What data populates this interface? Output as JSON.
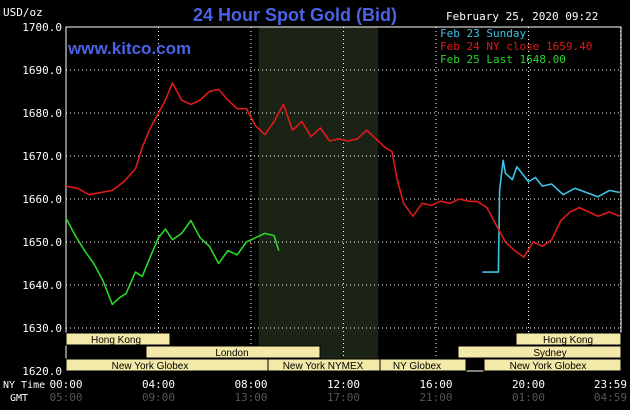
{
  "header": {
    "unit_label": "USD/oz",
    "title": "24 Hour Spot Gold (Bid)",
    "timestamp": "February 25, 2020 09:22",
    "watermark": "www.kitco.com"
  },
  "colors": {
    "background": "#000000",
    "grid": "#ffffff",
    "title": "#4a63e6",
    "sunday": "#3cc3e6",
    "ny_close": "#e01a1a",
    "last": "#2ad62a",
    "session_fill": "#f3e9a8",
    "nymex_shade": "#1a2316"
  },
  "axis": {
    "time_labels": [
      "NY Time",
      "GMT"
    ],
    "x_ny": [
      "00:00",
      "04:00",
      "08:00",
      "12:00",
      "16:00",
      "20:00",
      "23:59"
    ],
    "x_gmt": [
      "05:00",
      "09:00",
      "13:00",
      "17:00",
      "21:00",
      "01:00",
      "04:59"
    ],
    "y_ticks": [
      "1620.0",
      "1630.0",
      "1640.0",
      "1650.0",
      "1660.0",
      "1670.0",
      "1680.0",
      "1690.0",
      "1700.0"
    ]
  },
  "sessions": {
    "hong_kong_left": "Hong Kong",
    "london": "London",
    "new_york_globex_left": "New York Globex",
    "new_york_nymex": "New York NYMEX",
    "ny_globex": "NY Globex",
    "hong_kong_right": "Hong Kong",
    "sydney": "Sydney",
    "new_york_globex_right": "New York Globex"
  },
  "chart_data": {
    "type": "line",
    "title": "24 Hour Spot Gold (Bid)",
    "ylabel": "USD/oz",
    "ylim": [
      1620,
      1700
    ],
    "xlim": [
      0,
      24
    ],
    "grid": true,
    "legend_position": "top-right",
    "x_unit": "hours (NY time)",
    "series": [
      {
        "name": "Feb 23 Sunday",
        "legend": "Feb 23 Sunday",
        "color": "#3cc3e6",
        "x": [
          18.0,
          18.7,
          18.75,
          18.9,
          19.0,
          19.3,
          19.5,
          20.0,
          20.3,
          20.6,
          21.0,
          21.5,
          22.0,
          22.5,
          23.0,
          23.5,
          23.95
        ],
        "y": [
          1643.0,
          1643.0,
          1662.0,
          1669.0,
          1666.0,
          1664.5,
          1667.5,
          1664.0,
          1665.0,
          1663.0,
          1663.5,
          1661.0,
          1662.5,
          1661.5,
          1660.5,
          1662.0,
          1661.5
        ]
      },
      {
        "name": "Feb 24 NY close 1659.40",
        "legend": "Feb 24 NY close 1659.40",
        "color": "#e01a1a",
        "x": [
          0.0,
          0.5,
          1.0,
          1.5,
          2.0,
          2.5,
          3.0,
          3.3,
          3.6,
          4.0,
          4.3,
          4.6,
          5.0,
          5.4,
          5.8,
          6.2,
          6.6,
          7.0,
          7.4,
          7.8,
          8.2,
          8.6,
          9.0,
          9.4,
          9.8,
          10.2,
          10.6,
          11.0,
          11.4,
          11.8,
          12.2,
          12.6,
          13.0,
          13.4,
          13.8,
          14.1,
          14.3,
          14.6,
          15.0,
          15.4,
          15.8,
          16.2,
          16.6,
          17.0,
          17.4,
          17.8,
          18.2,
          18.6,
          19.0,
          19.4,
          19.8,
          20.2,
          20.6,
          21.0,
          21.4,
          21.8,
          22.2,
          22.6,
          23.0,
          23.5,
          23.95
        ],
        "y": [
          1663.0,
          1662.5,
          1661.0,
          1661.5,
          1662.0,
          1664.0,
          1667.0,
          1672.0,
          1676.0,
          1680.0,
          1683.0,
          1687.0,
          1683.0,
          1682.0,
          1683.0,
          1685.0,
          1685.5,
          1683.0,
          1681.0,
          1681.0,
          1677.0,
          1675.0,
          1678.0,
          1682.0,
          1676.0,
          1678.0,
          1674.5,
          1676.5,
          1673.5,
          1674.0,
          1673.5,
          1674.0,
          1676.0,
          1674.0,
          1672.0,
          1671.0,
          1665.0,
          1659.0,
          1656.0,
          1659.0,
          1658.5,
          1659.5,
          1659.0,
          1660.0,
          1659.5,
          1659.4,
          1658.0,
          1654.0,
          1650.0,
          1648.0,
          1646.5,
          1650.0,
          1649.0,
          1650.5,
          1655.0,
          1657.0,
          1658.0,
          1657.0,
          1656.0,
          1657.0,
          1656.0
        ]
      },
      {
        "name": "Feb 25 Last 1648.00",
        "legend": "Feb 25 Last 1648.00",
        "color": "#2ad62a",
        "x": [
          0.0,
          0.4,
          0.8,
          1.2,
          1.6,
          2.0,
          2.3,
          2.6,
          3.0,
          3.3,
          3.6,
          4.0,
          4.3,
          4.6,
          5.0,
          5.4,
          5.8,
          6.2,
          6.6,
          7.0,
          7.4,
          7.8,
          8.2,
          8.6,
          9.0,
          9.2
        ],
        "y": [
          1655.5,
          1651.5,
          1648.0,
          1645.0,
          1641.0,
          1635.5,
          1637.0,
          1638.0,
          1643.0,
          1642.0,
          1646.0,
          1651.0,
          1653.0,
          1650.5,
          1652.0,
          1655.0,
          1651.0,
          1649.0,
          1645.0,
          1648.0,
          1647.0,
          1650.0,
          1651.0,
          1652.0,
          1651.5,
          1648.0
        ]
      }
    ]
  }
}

+-------+

The task: Where a line contains "Hong", copy that line.

Response to this task:
    "hong_kong_left": "Hong Kong",
    "hong_kong_right": "Hong Kong",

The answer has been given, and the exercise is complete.